** BEGIN DOCUMENT **

In 1,000 BBY a crisis led to a large scale conflict engulfing all the human Naboo city states, though there was no evidence of Gungan participation. Theed's King, Jafan, ended the conflict, uniting all Nabooans under his leadership by 830 BBY. Jafan ushered in the "Great Time of Peace" and Theed became the Royal Capital, eclipsing Deeja Peak. Still provincial and little-populated, the Naboo remained wary of off-world influences. Under the Jafan dynasty, Theed became a showplace of decorative architecture and dazzling craftsmanship, such as the Naboo royal starship and the royal palace at Theed. (Note: the Theed royal palace in the films is a detailed physical miniature model and sometimes computer generated exterior, but the interior was filmed at Caserta Palace in Italy). The forecourt to the palace features statues of Naboo philosophers. The Jafan Dynasty reigned as hereditary rulers until the last of their line expired (circa 150 BBY). Since then the position of monarch has been an elected post, with a fluid constitution that would allow for hereditary rulership to be vested in a noble dynasty if the people so desired.

** END DOCUMENT **

(GIVEN EXERCISE A) Translate this sentence from the Naboo history passage into Spanish: "The forecourt to the palace features statues of Naboo philosophers."

** BEGIN SOURCE RECORDS **

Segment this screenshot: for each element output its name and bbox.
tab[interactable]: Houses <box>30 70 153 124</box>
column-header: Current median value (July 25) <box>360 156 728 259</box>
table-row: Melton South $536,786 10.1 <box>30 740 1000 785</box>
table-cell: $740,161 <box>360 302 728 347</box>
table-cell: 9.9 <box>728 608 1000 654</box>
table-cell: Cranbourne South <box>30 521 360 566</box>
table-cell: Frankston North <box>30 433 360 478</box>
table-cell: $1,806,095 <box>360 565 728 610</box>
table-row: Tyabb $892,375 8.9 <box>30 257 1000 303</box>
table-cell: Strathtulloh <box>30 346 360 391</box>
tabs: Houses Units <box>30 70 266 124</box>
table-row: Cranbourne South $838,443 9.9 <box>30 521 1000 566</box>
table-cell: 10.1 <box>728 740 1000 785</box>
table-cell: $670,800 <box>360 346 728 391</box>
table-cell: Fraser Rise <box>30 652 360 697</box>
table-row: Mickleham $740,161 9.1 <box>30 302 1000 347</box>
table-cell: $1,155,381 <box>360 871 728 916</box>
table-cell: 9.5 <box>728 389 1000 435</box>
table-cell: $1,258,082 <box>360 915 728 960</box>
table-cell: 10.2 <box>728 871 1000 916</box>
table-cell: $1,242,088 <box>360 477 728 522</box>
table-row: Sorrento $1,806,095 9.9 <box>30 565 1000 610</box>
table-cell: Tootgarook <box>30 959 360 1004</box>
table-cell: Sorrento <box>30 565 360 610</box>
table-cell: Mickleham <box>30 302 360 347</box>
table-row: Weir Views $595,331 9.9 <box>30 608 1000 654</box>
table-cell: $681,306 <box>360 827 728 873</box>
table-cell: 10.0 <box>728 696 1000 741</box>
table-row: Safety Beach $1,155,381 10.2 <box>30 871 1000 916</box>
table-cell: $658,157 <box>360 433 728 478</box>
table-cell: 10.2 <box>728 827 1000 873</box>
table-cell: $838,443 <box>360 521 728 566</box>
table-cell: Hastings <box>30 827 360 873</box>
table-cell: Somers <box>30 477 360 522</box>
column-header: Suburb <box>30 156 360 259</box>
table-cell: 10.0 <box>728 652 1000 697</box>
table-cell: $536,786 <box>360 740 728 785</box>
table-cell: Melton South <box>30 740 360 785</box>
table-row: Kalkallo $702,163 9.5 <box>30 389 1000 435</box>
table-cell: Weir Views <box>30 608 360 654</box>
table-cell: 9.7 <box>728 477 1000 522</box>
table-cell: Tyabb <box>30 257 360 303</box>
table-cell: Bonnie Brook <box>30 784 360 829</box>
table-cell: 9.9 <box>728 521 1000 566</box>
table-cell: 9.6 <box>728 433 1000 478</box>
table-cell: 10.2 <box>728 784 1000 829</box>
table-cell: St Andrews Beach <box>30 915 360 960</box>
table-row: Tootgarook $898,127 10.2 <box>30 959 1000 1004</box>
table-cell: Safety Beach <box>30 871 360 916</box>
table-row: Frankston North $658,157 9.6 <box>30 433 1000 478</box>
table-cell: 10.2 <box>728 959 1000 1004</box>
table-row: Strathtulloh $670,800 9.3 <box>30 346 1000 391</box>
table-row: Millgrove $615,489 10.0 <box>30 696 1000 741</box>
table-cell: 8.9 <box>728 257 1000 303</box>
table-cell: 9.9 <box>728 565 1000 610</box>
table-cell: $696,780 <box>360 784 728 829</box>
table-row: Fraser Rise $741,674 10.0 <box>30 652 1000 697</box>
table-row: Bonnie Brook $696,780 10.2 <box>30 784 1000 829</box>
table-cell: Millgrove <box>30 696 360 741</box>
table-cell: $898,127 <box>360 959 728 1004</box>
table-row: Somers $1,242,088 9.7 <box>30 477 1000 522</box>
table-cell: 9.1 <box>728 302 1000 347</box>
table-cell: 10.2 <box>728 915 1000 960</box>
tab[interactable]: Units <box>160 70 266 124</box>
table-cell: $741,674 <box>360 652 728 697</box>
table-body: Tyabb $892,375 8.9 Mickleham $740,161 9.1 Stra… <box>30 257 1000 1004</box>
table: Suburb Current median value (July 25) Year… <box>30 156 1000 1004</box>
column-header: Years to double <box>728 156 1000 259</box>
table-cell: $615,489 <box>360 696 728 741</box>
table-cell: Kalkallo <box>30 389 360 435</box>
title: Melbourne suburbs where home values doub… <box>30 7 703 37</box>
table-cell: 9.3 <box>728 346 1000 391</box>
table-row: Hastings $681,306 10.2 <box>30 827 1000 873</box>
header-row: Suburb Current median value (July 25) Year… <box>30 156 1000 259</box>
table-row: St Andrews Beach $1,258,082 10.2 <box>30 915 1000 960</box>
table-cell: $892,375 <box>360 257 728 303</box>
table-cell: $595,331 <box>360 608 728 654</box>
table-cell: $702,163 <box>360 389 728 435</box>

** END SOURCE RECORDS **

(GIVEN EXERCISE B) Please write out the records from their first line up to and including the line with "column-header: Suburb <box>30", swapping "Sorrento" for "Portsea" and leaving everything else unchanged; give only those lines.

(CORRECT RESULT A) El patio delantero del palacio cuenta con estatuas de filósofos de Naboo.

(CORRECT RESULT B)
Segment this screenshot: for each element output its name and bbox.
tab[interactable]: Houses <box>30 70 153 124</box>
column-header: Current median value (July 25) <box>360 156 728 259</box>
table-row: Melton South $536,786 10.1 <box>30 740 1000 785</box>
table-cell: $740,161 <box>360 302 728 347</box>
table-cell: 9.9 <box>728 608 1000 654</box>
table-cell: Cranbourne South <box>30 521 360 566</box>
table-cell: Frankston North <box>30 433 360 478</box>
table-cell: $1,806,095 <box>360 565 728 610</box>
table-row: Tyabb $892,375 8.9 <box>30 257 1000 303</box>
table-cell: Strathtulloh <box>30 346 360 391</box>
tabs: Houses Units <box>30 70 266 124</box>
table-row: Cranbourne South $838,443 9.9 <box>30 521 1000 566</box>
table-cell: 10.1 <box>728 740 1000 785</box>
table-cell: $670,800 <box>360 346 728 391</box>
table-cell: Fraser Rise <box>30 652 360 697</box>
table-row: Mickleham $740,161 9.1 <box>30 302 1000 347</box>
table-cell: $1,155,381 <box>360 871 728 916</box>
table-cell: 9.5 <box>728 389 1000 435</box>
table-cell: $1,258,082 <box>360 915 728 960</box>
table-cell: 10.2 <box>728 871 1000 916</box>
table-cell: $1,242,088 <box>360 477 728 522</box>
table-row: Portsea $1,806,095 9.9 <box>30 565 1000 610</box>
table-cell: Tootgarook <box>30 959 360 1004</box>
table-cell: Portsea <box>30 565 360 610</box>
table-cell: Mickleham <box>30 302 360 347</box>
table-row: Weir Views $595,331 9.9 <box>30 608 1000 654</box>
table-cell: $681,306 <box>360 827 728 873</box>
table-cell: 10.0 <box>728 696 1000 741</box>
table-row: Safety Beach $1,155,381 10.2 <box>30 871 1000 916</box>
table-cell: $658,157 <box>360 433 728 478</box>
table-cell: 10.2 <box>728 827 1000 873</box>
table-cell: $838,443 <box>360 521 728 566</box>
table-cell: Hastings <box>30 827 360 873</box>
table-cell: Somers <box>30 477 360 522</box>
column-header: Suburb <box>30 156 360 259</box>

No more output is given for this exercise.